-- START LISTING --
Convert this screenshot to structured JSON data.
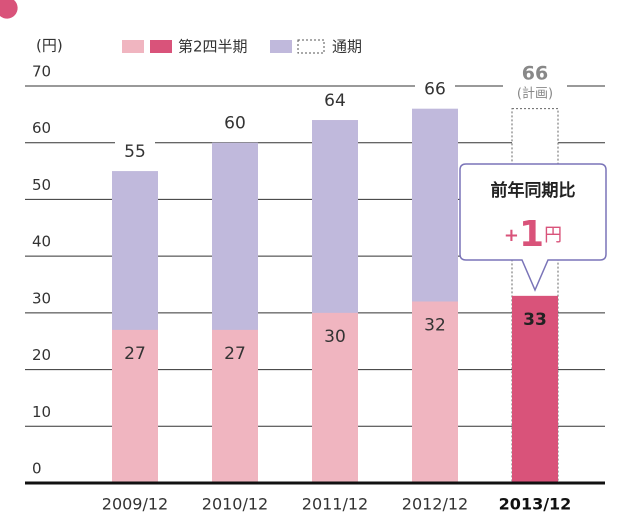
{
  "chart_data": {
    "type": "bar",
    "unit_label": "(円)",
    "categories": [
      "2009/12",
      "2010/12",
      "2011/12",
      "2012/12",
      "2013/12"
    ],
    "series": [
      {
        "name": "通期",
        "colors": [
          "#c0b9dc",
          "#c0b9dc",
          "#c0b9dc",
          "#c0b9dc",
          "#ffffff"
        ],
        "dashed": [
          false,
          false,
          false,
          false,
          true
        ],
        "values": [
          55,
          60,
          64,
          66,
          66
        ]
      },
      {
        "name": "第2四半期",
        "colors": [
          "#f0b5c0",
          "#f0b5c0",
          "#f0b5c0",
          "#f0b5c0",
          "#d9537a"
        ],
        "values": [
          27,
          27,
          30,
          32,
          33
        ]
      }
    ],
    "plan_note": "(計画)",
    "callout": {
      "title": "前年同期比",
      "prefix": "+",
      "value": 1,
      "unit": "円"
    },
    "ylim": [
      0,
      70
    ],
    "yticks": [
      0,
      10,
      20,
      30,
      40,
      50,
      60,
      70
    ],
    "grid": true
  }
}
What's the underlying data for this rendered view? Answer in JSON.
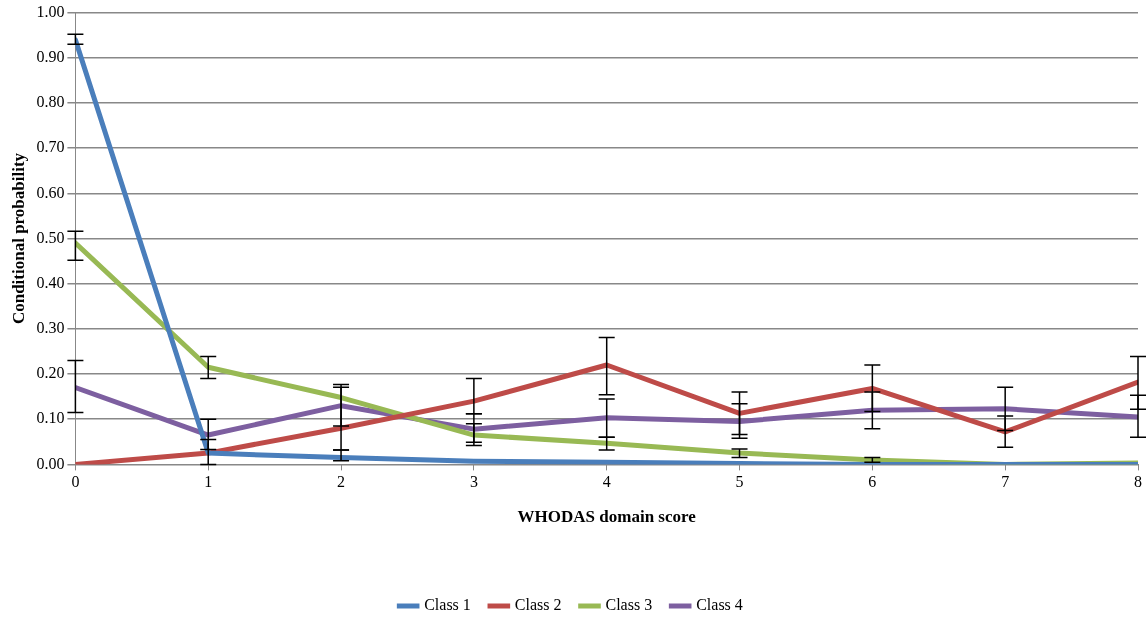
{
  "chart_data": {
    "type": "line",
    "xlabel": "WHODAS domain score",
    "ylabel": "Conditional probability",
    "x": [
      0,
      1,
      2,
      3,
      4,
      5,
      6,
      7,
      8
    ],
    "xlim": [
      0,
      8
    ],
    "xticks": [
      0,
      1,
      2,
      3,
      4,
      5,
      6,
      7,
      8
    ],
    "ylim": [
      0,
      1
    ],
    "yticks": [
      {
        "value": 0,
        "label": "0.00"
      },
      {
        "value": 0.1,
        "label": "0.10"
      },
      {
        "value": 0.2,
        "label": "0.20"
      },
      {
        "value": 0.3,
        "label": "0.30"
      },
      {
        "value": 0.4,
        "label": "0.40"
      },
      {
        "value": 0.5,
        "label": "0.50"
      },
      {
        "value": 0.6,
        "label": "0.60"
      },
      {
        "value": 0.7,
        "label": "0.70"
      },
      {
        "value": 0.8,
        "label": "0.80"
      },
      {
        "value": 0.9,
        "label": "0.90"
      },
      {
        "value": 1,
        "label": "1.00"
      }
    ],
    "grid": "y",
    "legend": "bottom",
    "marker": "none",
    "line_style": "solid",
    "series": [
      {
        "name": "Class 1",
        "color": "#4a7ebb",
        "values": [
          0.94,
          0.025,
          0.015,
          0.007,
          0.005,
          0.002,
          0,
          0,
          0
        ],
        "errors": [
          [
            0.93,
            0.952
          ],
          null,
          [
            0.008,
            0.032
          ],
          null,
          null,
          null,
          null,
          null,
          null
        ]
      },
      {
        "name": "Class 2",
        "color": "#be4b48",
        "values": [
          0,
          0.025,
          0.08,
          0.14,
          0.22,
          0.113,
          0.168,
          0.072,
          0.182
        ],
        "errors": [
          null,
          [
            0,
            0.055
          ],
          [
            0.032,
            0.177
          ],
          [
            0.112,
            0.19
          ],
          [
            0.154,
            0.281
          ],
          [
            0.066,
            0.16
          ],
          [
            0.117,
            0.22
          ],
          [
            0.038,
            0.107
          ],
          [
            0.122,
            0.239
          ]
        ]
      },
      {
        "name": "Class 3",
        "color": "#98b954",
        "values": [
          0.49,
          0.215,
          0.148,
          0.065,
          0.047,
          0.025,
          0.01,
          0,
          0.003
        ],
        "errors": [
          [
            0.452,
            0.516
          ],
          [
            0.19,
            0.239
          ],
          null,
          [
            0.042,
            0.09
          ],
          [
            0.032,
            0.06
          ],
          [
            0.015,
            0.034
          ],
          [
            0.005,
            0.015
          ],
          null,
          null
        ]
      },
      {
        "name": "Class 4",
        "color": "#7d5fa0",
        "values": [
          0.17,
          0.065,
          0.13,
          0.078,
          0.103,
          0.095,
          0.12,
          0.123,
          0.105
        ],
        "errors": [
          [
            0.115,
            0.23
          ],
          [
            0.033,
            0.1
          ],
          [
            0.085,
            0.171
          ],
          [
            0.049,
            0.112
          ],
          [
            0.06,
            0.145
          ],
          [
            0.058,
            0.134
          ],
          [
            0.079,
            0.16
          ],
          [
            0.075,
            0.171
          ],
          [
            0.06,
            0.153
          ]
        ]
      }
    ]
  }
}
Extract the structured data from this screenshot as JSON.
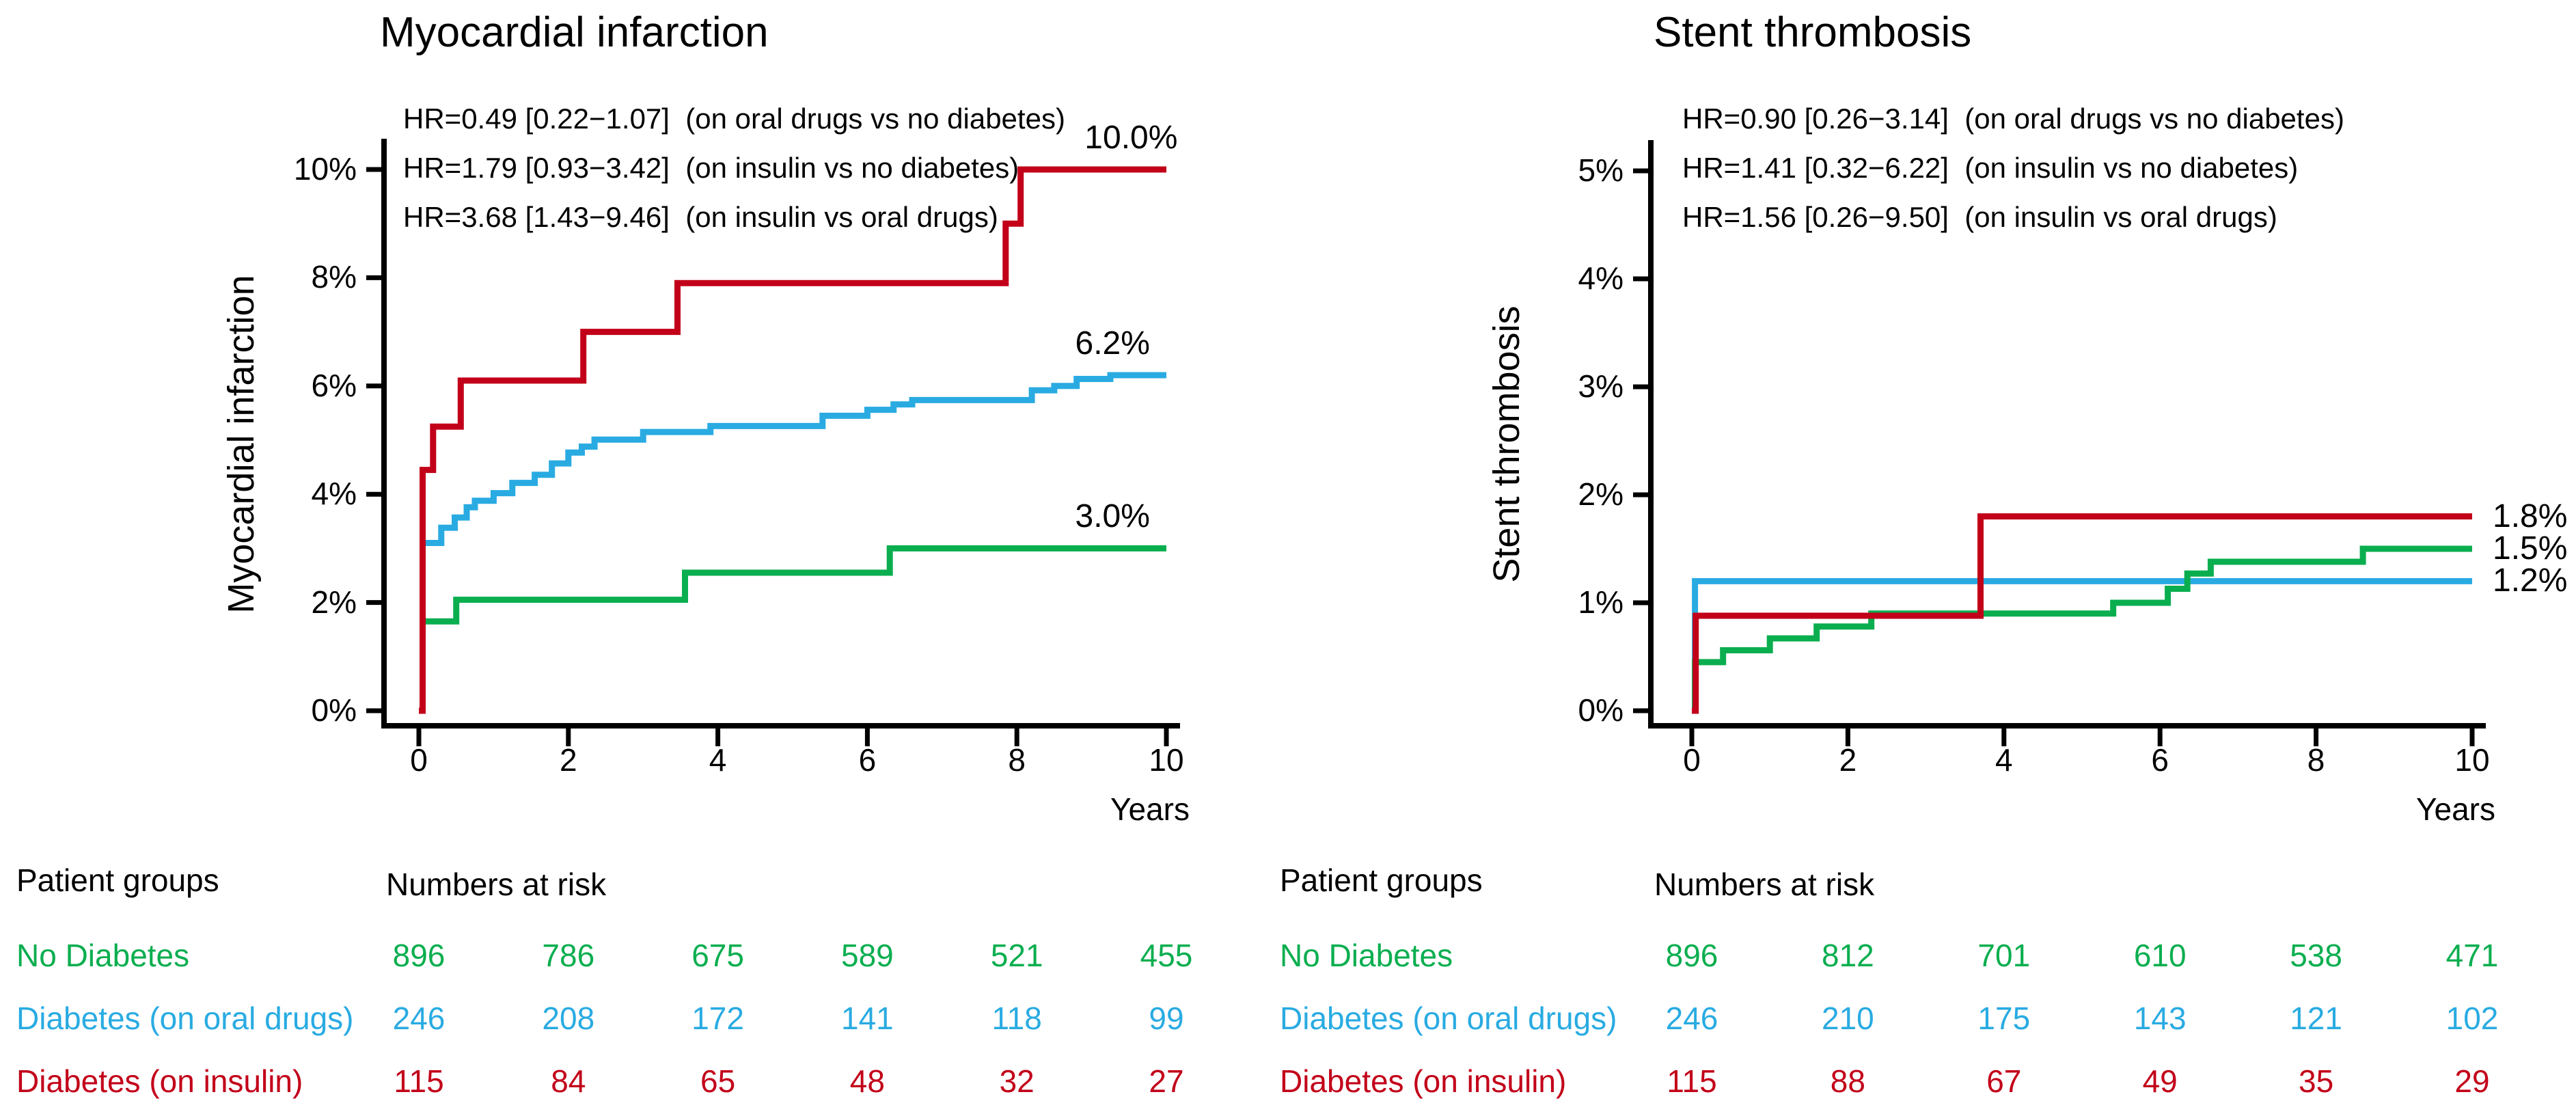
-- END LISTING --
§ **WHAT IS NEEDED**
Apart from the pictures, the entries above are to be repeated in full and exactly.

§ **WRITTEN SOLUTION**
Convert this screenshot to structured JSON data.
{
  "chart_data": {
    "type": "bar",
    "unit_label": "(円)",
    "categories": [
      "2009/12",
      "2010/12",
      "2011/12",
      "2012/12",
      "2013/12"
    ],
    "series": [
      {
        "name": "通期",
        "colors": [
          "#c0b9dc",
          "#c0b9dc",
          "#c0b9dc",
          "#c0b9dc",
          "#ffffff"
        ],
        "dashed": [
          false,
          false,
          false,
          false,
          true
        ],
        "values": [
          55,
          60,
          64,
          66,
          66
        ]
      },
      {
        "name": "第2四半期",
        "colors": [
          "#f0b5c0",
          "#f0b5c0",
          "#f0b5c0",
          "#f0b5c0",
          "#d9537a"
        ],
        "values": [
          27,
          27,
          30,
          32,
          33
        ]
      }
    ],
    "plan_note": "(計画)",
    "callout": {
      "title": "前年同期比",
      "prefix": "+",
      "value": 1,
      "unit": "円"
    },
    "ylim": [
      0,
      70
    ],
    "yticks": [
      0,
      10,
      20,
      30,
      40,
      50,
      60,
      70
    ],
    "grid": true
  }
}
What's the underlying data for this rendered view? Answer in JSON.
{
  "chart_data": {
    "type": "line",
    "xlabel": "WHODAS domain score",
    "ylabel": "Conditional probability",
    "x": [
      0,
      1,
      2,
      3,
      4,
      5,
      6,
      7,
      8
    ],
    "xlim": [
      0,
      8
    ],
    "xticks": [
      0,
      1,
      2,
      3,
      4,
      5,
      6,
      7,
      8
    ],
    "ylim": [
      0,
      1
    ],
    "yticks": [
      {
        "value": 0,
        "label": "0.00"
      },
      {
        "value": 0.1,
        "label": "0.10"
      },
      {
        "value": 0.2,
        "label": "0.20"
      },
      {
        "value": 0.3,
        "label": "0.30"
      },
      {
        "value": 0.4,
        "label": "0.40"
      },
      {
        "value": 0.5,
        "label": "0.50"
      },
      {
        "value": 0.6,
        "label": "0.60"
      },
      {
        "value": 0.7,
        "label": "0.70"
      },
      {
        "value": 0.8,
        "label": "0.80"
      },
      {
        "value": 0.9,
        "label": "0.90"
      },
      {
        "value": 1,
        "label": "1.00"
      }
    ],
    "grid": "y",
    "legend": "bottom",
    "marker": "none",
    "line_style": "solid",
    "series": [
      {
        "name": "Class 1",
        "color": "#4a7ebb",
        "values": [
          0.94,
          0.025,
          0.015,
          0.007,
          0.005,
          0.002,
          0,
          0,
          0
        ],
        "errors": [
          [
            0.93,
            0.952
          ],
          null,
          [
            0.008,
            0.032
          ],
          null,
          null,
          null,
          null,
          null,
          null
        ]
      },
      {
        "name": "Class 2",
        "color": "#be4b48",
        "values": [
          0,
          0.025,
          0.08,
          0.14,
          0.22,
          0.113,
          0.168,
          0.072,
          0.182
        ],
        "errors": [
          null,
          [
            0,
            0.055
          ],
          [
            0.032,
            0.177
          ],
          [
            0.112,
            0.19
          ],
          [
            0.154,
            0.281
          ],
          [
            0.066,
            0.16
          ],
          [
            0.117,
            0.22
          ],
          [
            0.038,
            0.107
          ],
          [
            0.122,
            0.239
          ]
        ]
      },
      {
        "name": "Class 3",
        "color": "#98b954",
        "values": [
          0.49,
          0.215,
          0.148,
          0.065,
          0.047,
          0.025,
          0.01,
          0,
          0.003
        ],
        "errors": [
          [
            0.452,
            0.516
          ],
          [
            0.19,
            0.239
          ],
          null,
          [
            0.042,
            0.09
          ],
          [
            0.032,
            0.06
          ],
          [
            0.015,
            0.034
          ],
          [
            0.005,
            0.015
          ],
          null,
          null
        ]
      },
      {
        "name": "Class 4",
        "color": "#7d5fa0",
        "values": [
          0.17,
          0.065,
          0.13,
          0.078,
          0.103,
          0.095,
          0.12,
          0.123,
          0.105
        ],
        "errors": [
          [
            0.115,
            0.23
          ],
          [
            0.033,
            0.1
          ],
          [
            0.085,
            0.171
          ],
          [
            0.049,
            0.112
          ],
          [
            0.06,
            0.145
          ],
          [
            0.058,
            0.134
          ],
          [
            0.079,
            0.16
          ],
          [
            0.075,
            0.171
          ],
          [
            0.06,
            0.153
          ]
        ]
      }
    ]
  }
}
Extract the structured data from this screenshot as JSON.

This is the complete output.